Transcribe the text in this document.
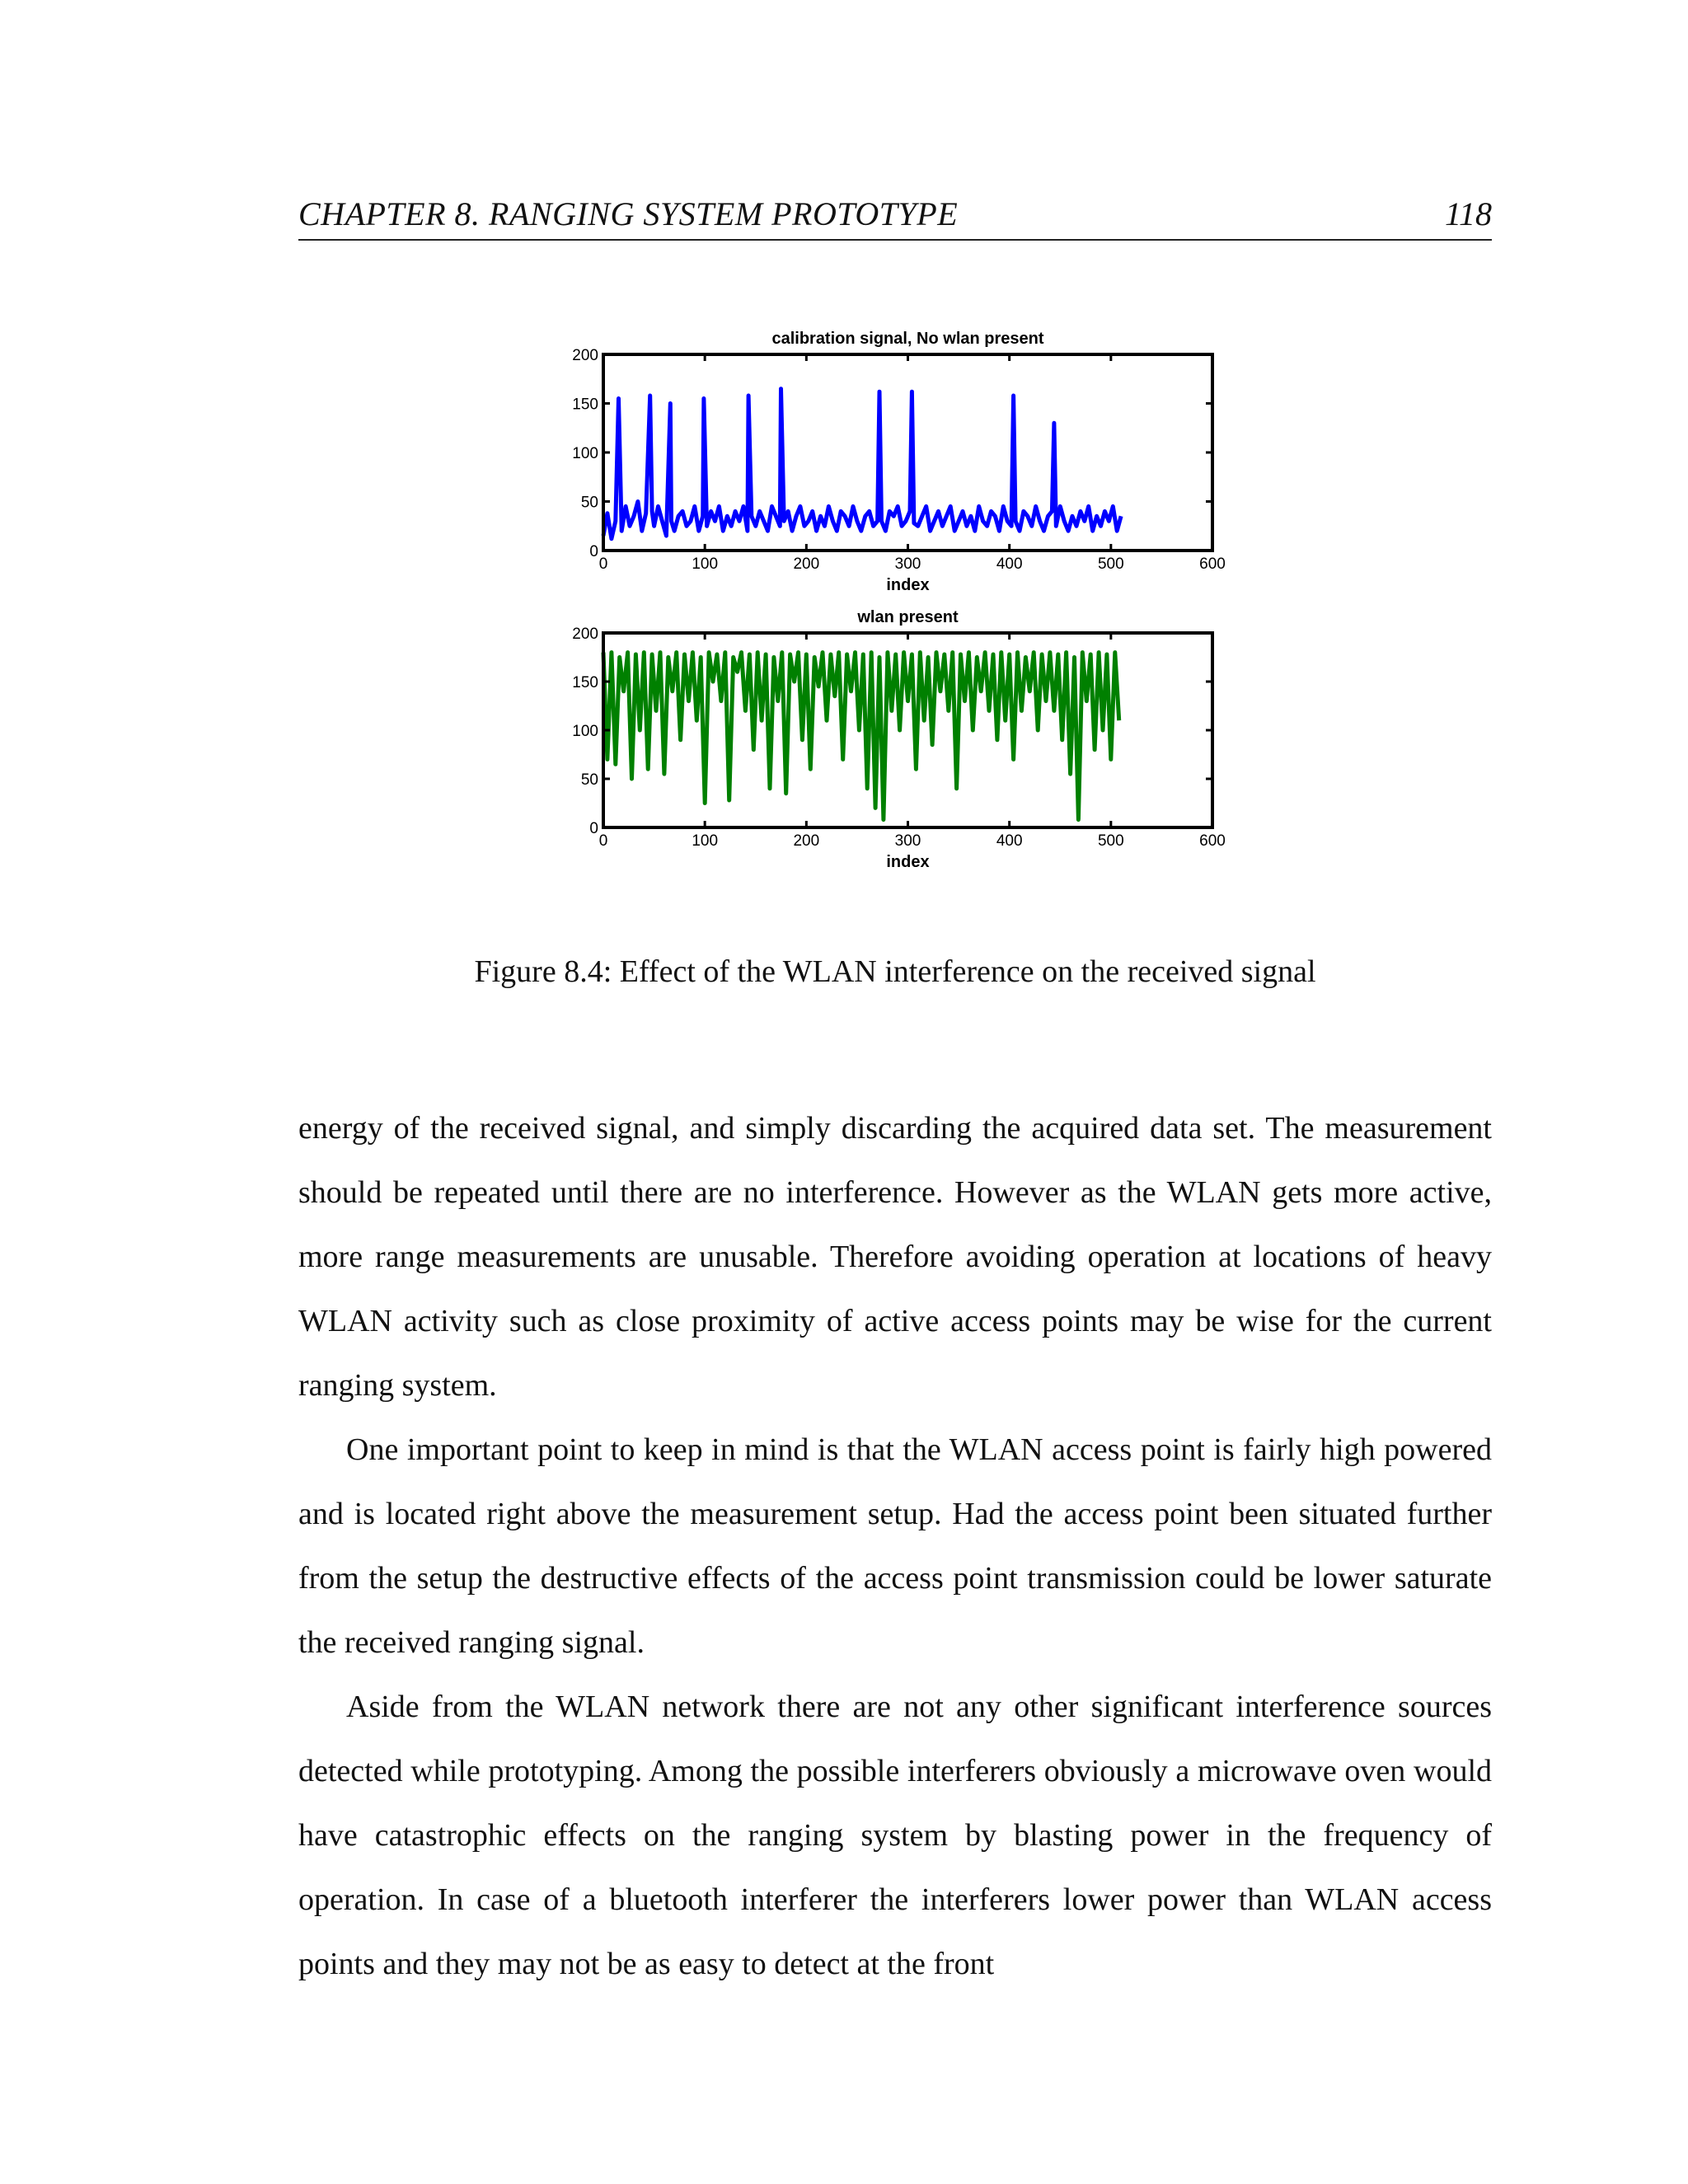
CHAPTER 8. RANGING SYSTEM PROTOTYPE	118
calibration signal, No wlan present
0	100	200	300	400	500	600
0
50
100
150
200
index
wlan present
0	100	200	300	400	500	600
0
50
100
150
200
index
Figure 8.4: Effect of the WLAN interference on the received signal

energy of the received signal, and simply discarding the acquired data set. The measurement should be repeated until there are no interference. However as the WLAN gets more active, more range measurements are unusable. Therefore avoiding operation at locations of heavy WLAN activity such as close proximity of active access points may be wise for the current ranging system.

One important point to keep in mind is that the WLAN access point is fairly high powered and is located right above the measurement setup. Had the access point been situated further from the setup the destructive effects of the access point transmission could be lower saturate the received ranging signal.

Aside from the WLAN network there are not any other significant interference sources detected while prototyping. Among the possible interferers obviously a microwave oven would have catastrophic effects on the ranging system by blasting power in the frequency of operation. In case of a bluetooth interferer the interferers lower power than WLAN access points and they may not be as easy to detect at the front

_ _ _ _

* _INSTRUCTION_: Reproduce each entry precisely, dropping only the pictures.

* _FINISHED TASK_:
Transcribe the text in this document.
CHAPTER 8. RANGING SYSTEM PROTOTYPE	118
calibration signal, No wlan present
0	100	200	300	400	500	600
0
50
100
150
200
index
wlan present
0	100	200	300	400	500	600
0
50
100
150
200
index
Figure 8.4: Effect of the WLAN interference on the received signal

energy of the received signal, and simply discarding the acquired data set. The measurement should be repeated until there are no interference. However as the WLAN gets more active, more range measurements are unusable. Therefore avoiding operation at locations of heavy WLAN activity such as close proximity of active access points may be wise for the current ranging system.

One important point to keep in mind is that the WLAN access point is fairly high powered and is located right above the measurement setup. Had the access point been situated further from the setup the destructive effects of the access point transmission could be lower saturate the received ranging signal.

Aside from the WLAN network there are not any other significant interference sources detected while prototyping. Among the possible interferers obviously a microwave oven would have catastrophic effects on the ranging system by blasting power in the frequency of operation. In case of a bluetooth interferer the interferers lower power than WLAN access points and they may not be as easy to detect at the front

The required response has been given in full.